**PASSAGE PROVIDED:**
= = = =

Raven grants city more time to devise program
The Raven Recycling Society has a new “soft” deadline for the City of Whitehorse.
By T.S. Giilck on January 26, 2024
Revised - The Raven Recycling Society has a new “soft” deadline for the City of Whitehorse.
Heather Ashthorn, the executive director of Raven ReCentre, discussed the latest update on recycling with the Star on Tuesday.
In early 2023, as it had in other years, the organization put the city on notice
that it would stop offering most of its recycling services on Dec. 31 of that year
unless council took steps to create a system for the city.
The society was no longer able to viably offer its drop-off depot to city
residents under current conditions, Ashthorn said last year.
Over the course of several years, the society had told the city it was considering
ending its services, without much action.
The society’s operations at depot in the industrial area is paid by both the city
and the Yukon government for recycling services under a contract.
That is continuing for the moment, but it’s not an indefinite reprieve, Ashthorn
said.
She told the Star she realized making changes at a government level can be a
lengthy process, but the society also has limited patience.
In this case, that patience will run out this summer if the organization isn’t
happy with the progress being made.
“We’re waiting for the city to continue to work on this,” she said. “We know it
won’t be an incredibly fast process.”
Ashthorn said she’s keeping a close eye on the city’s budget deliberations,
which are expected to gear up in February.
“We’ve given them lots of warning,” she emphasized. “We’re done offering a
free program.
“I don’t think that’s Raven’s role anymore.”

= = = =

[Page element annotations]
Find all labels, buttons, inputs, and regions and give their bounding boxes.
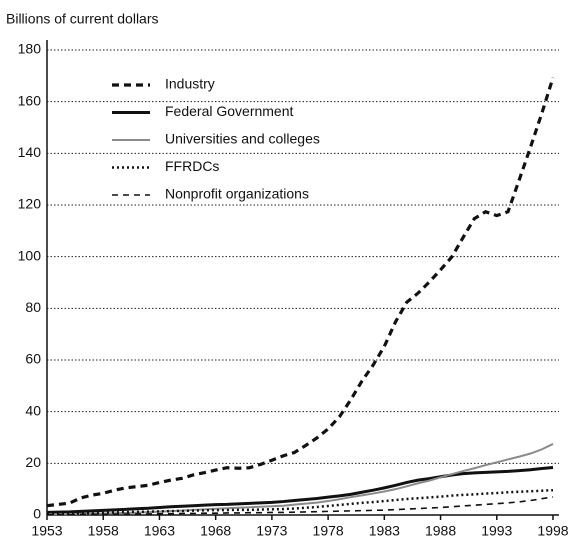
x-tick-label: 1993 [481,523,512,539]
legend-label: Universities and colleges [165,131,320,147]
x-tick-label: 1988 [425,523,456,539]
y-tick-label: 140 [18,144,42,160]
y-tick-label: 0 [33,506,41,522]
legend-label: Industry [165,76,215,92]
series-line [47,443,554,516]
x-tick-label: 1983 [369,523,400,539]
x-tick-label: 1998 [537,523,568,539]
series-line [46,465,554,514]
y-axis-label: Billions of current dollars [6,11,159,27]
x-tick-label: 1958 [88,523,119,539]
y-tick-label: 180 [18,41,42,57]
y-tick-label: 160 [18,92,42,108]
y-tick-label: 80 [25,299,41,315]
legend-label: Federal Government [165,103,294,119]
legend-label: FFRDCs [165,158,219,174]
y-tick-label: 100 [18,247,42,263]
y-tick-label: 40 [25,402,41,418]
x-tick-label: 1968 [200,523,231,539]
x-tick-label: 1973 [256,523,287,539]
series-line [46,77,555,508]
x-tick-label: 1978 [313,523,344,539]
x-tick-label: 1963 [144,523,175,539]
y-tick-label: 120 [18,196,42,212]
x-tick-label: 1953 [31,523,62,539]
y-tick-label: 60 [25,351,41,367]
y-tick-label: 20 [25,454,41,470]
legend-label: Nonprofit organizations [165,186,309,202]
series-line [47,496,554,516]
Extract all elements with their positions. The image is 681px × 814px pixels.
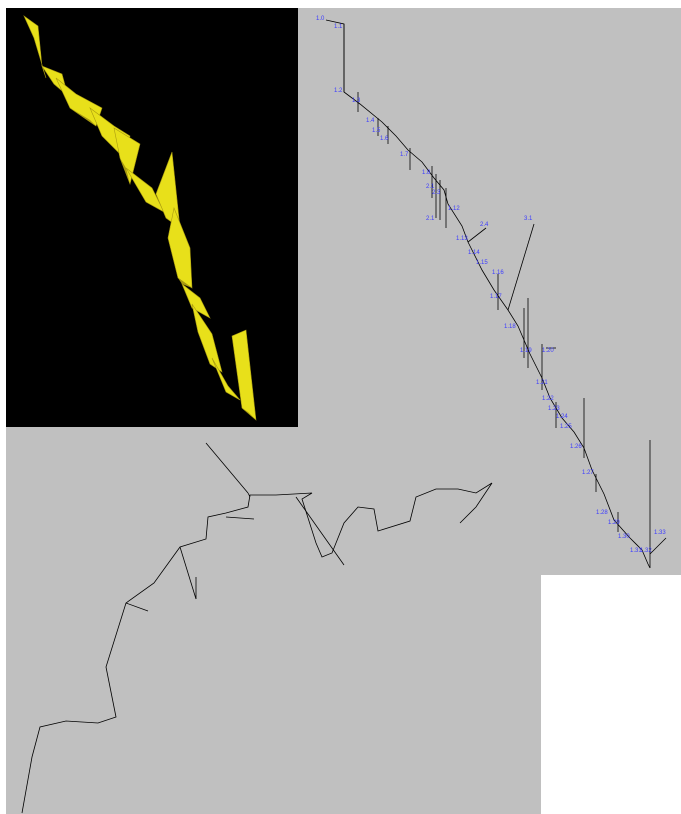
station-label: 2.3	[432, 190, 441, 196]
station-label: 1.27	[582, 470, 594, 476]
station-label: 2.4	[480, 222, 489, 228]
splay	[126, 603, 148, 611]
passage-segment	[232, 330, 256, 420]
station-label: 1.16	[492, 270, 504, 276]
station-label: 2.1	[426, 216, 435, 222]
station-label: 1.8	[422, 170, 431, 176]
station-label: 1.21	[536, 380, 548, 386]
station-label: 1.7	[400, 152, 409, 158]
station-label: 1.14	[468, 250, 480, 256]
station-label: 1.18	[504, 324, 516, 330]
station-label: 1.33	[654, 530, 666, 536]
station-label: 1.17	[490, 294, 502, 300]
station-label: 1.19	[520, 348, 532, 354]
station-label: 1.2	[334, 88, 343, 94]
station-label: 3.1	[524, 216, 533, 222]
station-label: 1.13	[456, 236, 468, 242]
station-label: 1.25	[560, 424, 572, 430]
station-label: 1.5	[372, 128, 381, 134]
splay	[296, 497, 344, 565]
splay	[650, 538, 666, 554]
station-label: 1.12	[448, 206, 460, 212]
station-label: 1.4	[366, 118, 375, 124]
station-label: 1.23	[548, 406, 560, 412]
station-label: 1.26	[570, 444, 582, 450]
passage-segment	[168, 208, 192, 288]
station-label: 1.20	[542, 348, 554, 354]
station-label: 1.0	[316, 16, 325, 22]
station-label: 1.29	[608, 520, 620, 526]
survey-elevation	[6, 427, 541, 814]
station-label: 1.15	[476, 260, 488, 266]
elevation-view[interactable]	[6, 427, 541, 814]
station-label: 1.28	[596, 510, 608, 516]
passage-segment	[24, 16, 46, 78]
station-label: 1.30	[618, 534, 630, 540]
station-label: 1.1	[334, 24, 343, 30]
cave-3d-model	[6, 8, 298, 427]
splay	[206, 443, 248, 493]
splay	[468, 228, 486, 242]
station-label: 1.32	[640, 548, 652, 554]
splay	[508, 224, 534, 310]
station-label: 1.22	[542, 396, 554, 402]
station-label: 1.3	[352, 98, 361, 104]
render-3d-view[interactable]	[6, 8, 298, 427]
elevation-traverse	[22, 483, 492, 813]
splay	[180, 547, 196, 599]
station-label: 1.6	[380, 136, 389, 142]
splay	[226, 517, 254, 519]
station-label: 1.24	[556, 414, 568, 420]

= = = =

**WHAT YOU NEED TO DO:** Reproduce everything from "Over the course" down to "progress being made." in the article about the Raven Recycling Society.

**ANSWER TO THE TASK:**
Over the course of several years, the society had told the city it was considering
ending its services, without much action.
The society’s operations at depot in the industrial area is paid by both the city
and the Yukon government for recycling services under a contract.
That is continuing for the moment, but it’s not an indefinite reprieve, Ashthorn
said.
She told the Star she realized making changes at a government level can be a
lengthy process, but the society also has limited patience.
In this case, that patience will run out this summer if the organization isn’t
happy with the progress being made.